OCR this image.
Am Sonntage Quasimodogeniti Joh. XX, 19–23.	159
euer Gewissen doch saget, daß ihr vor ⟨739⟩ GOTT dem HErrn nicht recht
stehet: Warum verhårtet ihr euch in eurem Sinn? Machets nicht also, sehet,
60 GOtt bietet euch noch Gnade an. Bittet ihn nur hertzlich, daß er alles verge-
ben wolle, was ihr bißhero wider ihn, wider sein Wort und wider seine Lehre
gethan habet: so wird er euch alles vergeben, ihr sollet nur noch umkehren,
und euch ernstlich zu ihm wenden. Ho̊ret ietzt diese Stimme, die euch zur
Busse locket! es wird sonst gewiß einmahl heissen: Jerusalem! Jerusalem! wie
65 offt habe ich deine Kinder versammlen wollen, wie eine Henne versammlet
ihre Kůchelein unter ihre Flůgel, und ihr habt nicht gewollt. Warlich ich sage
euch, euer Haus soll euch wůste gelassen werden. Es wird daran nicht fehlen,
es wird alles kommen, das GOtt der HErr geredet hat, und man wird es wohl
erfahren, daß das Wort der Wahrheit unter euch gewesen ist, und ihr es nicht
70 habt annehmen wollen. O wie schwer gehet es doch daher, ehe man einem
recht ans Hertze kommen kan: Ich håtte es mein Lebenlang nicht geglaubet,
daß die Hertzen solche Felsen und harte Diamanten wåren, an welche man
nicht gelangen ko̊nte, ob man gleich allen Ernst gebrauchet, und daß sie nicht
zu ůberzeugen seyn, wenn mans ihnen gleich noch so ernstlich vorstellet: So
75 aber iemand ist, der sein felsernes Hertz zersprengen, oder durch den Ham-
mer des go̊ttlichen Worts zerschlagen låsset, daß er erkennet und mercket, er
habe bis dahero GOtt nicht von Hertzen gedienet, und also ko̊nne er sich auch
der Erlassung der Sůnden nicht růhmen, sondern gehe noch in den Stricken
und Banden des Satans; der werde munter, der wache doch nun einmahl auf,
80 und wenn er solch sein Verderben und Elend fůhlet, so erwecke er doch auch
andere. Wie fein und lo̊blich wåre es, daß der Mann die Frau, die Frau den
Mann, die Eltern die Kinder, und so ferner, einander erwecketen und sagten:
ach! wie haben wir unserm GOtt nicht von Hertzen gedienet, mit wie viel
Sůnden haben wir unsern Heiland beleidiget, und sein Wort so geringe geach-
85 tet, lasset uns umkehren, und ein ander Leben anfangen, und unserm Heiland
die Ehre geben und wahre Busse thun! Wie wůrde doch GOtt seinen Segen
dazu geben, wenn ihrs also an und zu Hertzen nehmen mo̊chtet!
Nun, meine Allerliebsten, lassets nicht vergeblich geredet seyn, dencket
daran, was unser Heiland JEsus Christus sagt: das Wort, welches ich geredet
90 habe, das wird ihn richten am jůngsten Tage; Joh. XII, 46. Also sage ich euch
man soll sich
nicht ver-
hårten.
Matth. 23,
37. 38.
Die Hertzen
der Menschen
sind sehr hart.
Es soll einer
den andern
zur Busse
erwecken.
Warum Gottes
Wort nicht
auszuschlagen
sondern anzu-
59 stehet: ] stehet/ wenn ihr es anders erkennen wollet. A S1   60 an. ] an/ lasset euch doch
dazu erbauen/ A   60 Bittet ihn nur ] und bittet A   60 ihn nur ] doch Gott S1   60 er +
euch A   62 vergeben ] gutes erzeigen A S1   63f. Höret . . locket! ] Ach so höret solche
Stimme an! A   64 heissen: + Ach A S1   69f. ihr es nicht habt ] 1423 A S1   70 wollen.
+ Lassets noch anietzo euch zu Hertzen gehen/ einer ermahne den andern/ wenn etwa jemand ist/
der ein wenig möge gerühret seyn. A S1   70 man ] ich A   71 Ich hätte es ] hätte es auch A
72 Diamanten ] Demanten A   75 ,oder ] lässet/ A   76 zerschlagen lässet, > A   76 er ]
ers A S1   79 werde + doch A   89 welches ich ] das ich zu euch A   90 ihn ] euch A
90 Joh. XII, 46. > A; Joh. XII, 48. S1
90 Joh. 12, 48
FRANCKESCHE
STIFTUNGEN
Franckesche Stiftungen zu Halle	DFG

──────────────────────────────

#### GIVEN PROBLEM:
Write out the entries above once more, without altering anything.

#### SOLUTION FOR THIS EXERCISE:
OCR this image.
Am Sonntage Quasimodogeniti Joh. XX, 19–23.	159
euer Gewissen doch saget, daß ihr vor ⟨739⟩ GOTT dem HErrn nicht recht
stehet: Warum verhårtet ihr euch in eurem Sinn? Machets nicht also, sehet,
60 GOtt bietet euch noch Gnade an. Bittet ihn nur hertzlich, daß er alles verge-
ben wolle, was ihr bißhero wider ihn, wider sein Wort und wider seine Lehre
gethan habet: so wird er euch alles vergeben, ihr sollet nur noch umkehren,
und euch ernstlich zu ihm wenden. Ho̊ret ietzt diese Stimme, die euch zur
Busse locket! es wird sonst gewiß einmahl heissen: Jerusalem! Jerusalem! wie
65 offt habe ich deine Kinder versammlen wollen, wie eine Henne versammlet
ihre Kůchelein unter ihre Flůgel, und ihr habt nicht gewollt. Warlich ich sage
euch, euer Haus soll euch wůste gelassen werden. Es wird daran nicht fehlen,
es wird alles kommen, das GOtt der HErr geredet hat, und man wird es wohl
erfahren, daß das Wort der Wahrheit unter euch gewesen ist, und ihr es nicht
70 habt annehmen wollen. O wie schwer gehet es doch daher, ehe man einem
recht ans Hertze kommen kan: Ich håtte es mein Lebenlang nicht geglaubet,
daß die Hertzen solche Felsen und harte Diamanten wåren, an welche man
nicht gelangen ko̊nte, ob man gleich allen Ernst gebrauchet, und daß sie nicht
zu ůberzeugen seyn, wenn mans ihnen gleich noch so ernstlich vorstellet: So
75 aber iemand ist, der sein felsernes Hertz zersprengen, oder durch den Ham-
mer des go̊ttlichen Worts zerschlagen låsset, daß er erkennet und mercket, er
habe bis dahero GOtt nicht von Hertzen gedienet, und also ko̊nne er sich auch
der Erlassung der Sůnden nicht růhmen, sondern gehe noch in den Stricken
und Banden des Satans; der werde munter, der wache doch nun einmahl auf,
80 und wenn er solch sein Verderben und Elend fůhlet, so erwecke er doch auch
andere. Wie fein und lo̊blich wåre es, daß der Mann die Frau, die Frau den
Mann, die Eltern die Kinder, und so ferner, einander erwecketen und sagten:
ach! wie haben wir unserm GOtt nicht von Hertzen gedienet, mit wie viel
Sůnden haben wir unsern Heiland beleidiget, und sein Wort so geringe geach-
85 tet, lasset uns umkehren, und ein ander Leben anfangen, und unserm Heiland
die Ehre geben und wahre Busse thun! Wie wůrde doch GOtt seinen Segen
dazu geben, wenn ihrs also an und zu Hertzen nehmen mo̊chtet!
Nun, meine Allerliebsten, lassets nicht vergeblich geredet seyn, dencket
daran, was unser Heiland JEsus Christus sagt: das Wort, welches ich geredet
90 habe, das wird ihn richten am jůngsten Tage; Joh. XII, 46. Also sage ich euch
man soll sich
nicht ver-
hårten.
Matth. 23,
37. 38.
Die Hertzen
der Menschen
sind sehr hart.
Es soll einer
den andern
zur Busse
erwecken.
Warum Gottes
Wort nicht
auszuschlagen
sondern anzu-
59 stehet: ] stehet/ wenn ihr es anders erkennen wollet. A S1   60 an. ] an/ lasset euch doch
dazu erbauen/ A   60 Bittet ihn nur ] und bittet A   60 ihn nur ] doch Gott S1   60 er +
euch A   62 vergeben ] gutes erzeigen A S1   63f. Höret . . locket! ] Ach so höret solche
Stimme an! A   64 heissen: + Ach A S1   69f. ihr es nicht habt ] 1423 A S1   70 wollen.
+ Lassets noch anietzo euch zu Hertzen gehen/ einer ermahne den andern/ wenn etwa jemand ist/
der ein wenig möge gerühret seyn. A S1   70 man ] ich A   71 Ich hätte es ] hätte es auch A
72 Diamanten ] Demanten A   75 ,oder ] lässet/ A   76 zerschlagen lässet, > A   76 er ]
ers A S1   79 werde + doch A   89 welches ich ] das ich zu euch A   90 ihn ] euch A
90 Joh. XII, 46. > A; Joh. XII, 48. S1
90 Joh. 12, 48
FRANCKESCHE
STIFTUNGEN
Franckesche Stiftungen zu Halle	DFG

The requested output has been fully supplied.